Source records

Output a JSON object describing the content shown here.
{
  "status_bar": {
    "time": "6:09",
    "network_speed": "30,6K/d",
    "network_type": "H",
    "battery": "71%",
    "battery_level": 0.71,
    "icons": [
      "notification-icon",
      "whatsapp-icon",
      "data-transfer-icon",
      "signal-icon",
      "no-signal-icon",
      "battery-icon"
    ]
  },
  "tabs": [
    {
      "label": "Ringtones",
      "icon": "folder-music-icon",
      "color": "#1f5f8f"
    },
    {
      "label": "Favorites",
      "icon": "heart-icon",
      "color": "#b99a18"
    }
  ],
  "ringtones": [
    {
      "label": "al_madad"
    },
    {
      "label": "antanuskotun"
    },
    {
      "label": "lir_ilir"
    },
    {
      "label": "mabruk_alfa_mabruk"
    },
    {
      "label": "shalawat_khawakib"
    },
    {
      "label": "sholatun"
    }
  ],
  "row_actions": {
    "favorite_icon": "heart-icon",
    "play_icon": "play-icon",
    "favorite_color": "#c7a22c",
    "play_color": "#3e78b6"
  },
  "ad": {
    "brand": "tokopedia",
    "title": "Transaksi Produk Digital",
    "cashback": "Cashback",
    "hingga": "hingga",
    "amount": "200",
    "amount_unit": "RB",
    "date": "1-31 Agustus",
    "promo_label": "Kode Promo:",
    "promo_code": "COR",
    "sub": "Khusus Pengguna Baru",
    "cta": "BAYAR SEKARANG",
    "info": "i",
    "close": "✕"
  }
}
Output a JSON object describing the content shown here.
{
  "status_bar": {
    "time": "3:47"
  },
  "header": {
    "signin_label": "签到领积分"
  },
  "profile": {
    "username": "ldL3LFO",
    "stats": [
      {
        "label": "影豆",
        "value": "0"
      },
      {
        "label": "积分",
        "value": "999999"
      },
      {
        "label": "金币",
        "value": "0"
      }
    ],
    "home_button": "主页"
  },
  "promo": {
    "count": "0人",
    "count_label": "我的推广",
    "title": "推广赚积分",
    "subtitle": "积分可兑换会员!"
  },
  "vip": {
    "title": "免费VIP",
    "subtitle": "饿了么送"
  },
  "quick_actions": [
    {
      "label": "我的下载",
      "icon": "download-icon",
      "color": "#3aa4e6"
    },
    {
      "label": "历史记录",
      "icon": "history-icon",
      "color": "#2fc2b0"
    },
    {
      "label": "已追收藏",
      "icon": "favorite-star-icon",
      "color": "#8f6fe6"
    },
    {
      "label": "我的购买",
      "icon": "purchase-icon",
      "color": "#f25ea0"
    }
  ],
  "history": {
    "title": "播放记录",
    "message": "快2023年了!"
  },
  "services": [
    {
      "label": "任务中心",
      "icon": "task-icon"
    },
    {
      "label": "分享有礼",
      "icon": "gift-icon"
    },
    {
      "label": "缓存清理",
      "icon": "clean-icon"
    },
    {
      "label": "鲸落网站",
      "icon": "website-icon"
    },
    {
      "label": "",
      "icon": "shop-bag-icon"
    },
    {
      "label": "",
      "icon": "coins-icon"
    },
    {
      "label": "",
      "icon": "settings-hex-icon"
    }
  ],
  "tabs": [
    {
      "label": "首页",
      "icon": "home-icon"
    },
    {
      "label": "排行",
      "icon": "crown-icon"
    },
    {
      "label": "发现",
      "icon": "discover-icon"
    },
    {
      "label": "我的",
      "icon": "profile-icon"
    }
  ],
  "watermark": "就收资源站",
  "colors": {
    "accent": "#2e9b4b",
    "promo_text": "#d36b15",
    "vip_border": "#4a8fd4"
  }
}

Written problem
Output the records exactly, including every line.

Response to the exercise
Output a JSON object describing the content shown here.
{
  "status_bar": {
    "time": "6:09",
    "network_speed": "30,6K/d",
    "network_type": "H",
    "battery": "71%",
    "battery_level": 0.71,
    "icons": [
      "notification-icon",
      "whatsapp-icon",
      "data-transfer-icon",
      "signal-icon",
      "no-signal-icon",
      "battery-icon"
    ]
  },
  "tabs": [
    {
      "label": "Ringtones",
      "icon": "folder-music-icon",
      "color": "#1f5f8f"
    },
    {
      "label": "Favorites",
      "icon": "heart-icon",
      "color": "#b99a18"
    }
  ],
  "ringtones": [
    {
      "label": "al_madad"
    },
    {
      "label": "antanuskotun"
    },
    {
      "label": "lir_ilir"
    },
    {
      "label": "mabruk_alfa_mabruk"
    },
    {
      "label": "shalawat_khawakib"
    },
    {
      "label": "sholatun"
    }
  ],
  "row_actions": {
    "favorite_icon": "heart-icon",
    "play_icon": "play-icon",
    "favorite_color": "#c7a22c",
    "play_color": "#3e78b6"
  },
  "ad": {
    "brand": "tokopedia",
    "title": "Transaksi Produk Digital",
    "cashback": "Cashback",
    "hingga": "hingga",
    "amount": "200",
    "amount_unit": "RB",
    "date": "1-31 Agustus",
    "promo_label": "Kode Promo:",
    "promo_code": "COR",
    "sub": "Khusus Pengguna Baru",
    "cta": "BAYAR SEKARANG",
    "info": "i",
    "close": "✕"
  }
}
Output a JSON object describing the content shown here.
{
  "status_bar": {
    "time": "3:47"
  },
  "header": {
    "signin_label": "签到领积分"
  },
  "profile": {
    "username": "ldL3LFO",
    "stats": [
      {
        "label": "影豆",
        "value": "0"
      },
      {
        "label": "积分",
        "value": "999999"
      },
      {
        "label": "金币",
        "value": "0"
      }
    ],
    "home_button": "主页"
  },
  "promo": {
    "count": "0人",
    "count_label": "我的推广",
    "title": "推广赚积分",
    "subtitle": "积分可兑换会员!"
  },
  "vip": {
    "title": "免费VIP",
    "subtitle": "饿了么送"
  },
  "quick_actions": [
    {
      "label": "我的下载",
      "icon": "download-icon",
      "color": "#3aa4e6"
    },
    {
      "label": "历史记录",
      "icon": "history-icon",
      "color": "#2fc2b0"
    },
    {
      "label": "已追收藏",
      "icon": "favorite-star-icon",
      "color": "#8f6fe6"
    },
    {
      "label": "我的购买",
      "icon": "purchase-icon",
      "color": "#f25ea0"
    }
  ],
  "history": {
    "title": "播放记录",
    "message": "快2023年了!"
  },
  "services": [
    {
      "label": "任务中心",
      "icon": "task-icon"
    },
    {
      "label": "分享有礼",
      "icon": "gift-icon"
    },
    {
      "label": "缓存清理",
      "icon": "clean-icon"
    },
    {
      "label": "鲸落网站",
      "icon": "website-icon"
    },
    {
      "label": "",
      "icon": "shop-bag-icon"
    },
    {
      "label": "",
      "icon": "coins-icon"
    },
    {
      "label": "",
      "icon": "settings-hex-icon"
    }
  ],
  "tabs": [
    {
      "label": "首页",
      "icon": "home-icon"
    },
    {
      "label": "排行",
      "icon": "crown-icon"
    },
    {
      "label": "发现",
      "icon": "discover-icon"
    },
    {
      "label": "我的",
      "icon": "profile-icon"
    }
  ],
  "watermark": "就收资源站",
  "colors": {
    "accent": "#2e9b4b",
    "promo_text": "#d36b15",
    "vip_border": "#4a8fd4"
  }
}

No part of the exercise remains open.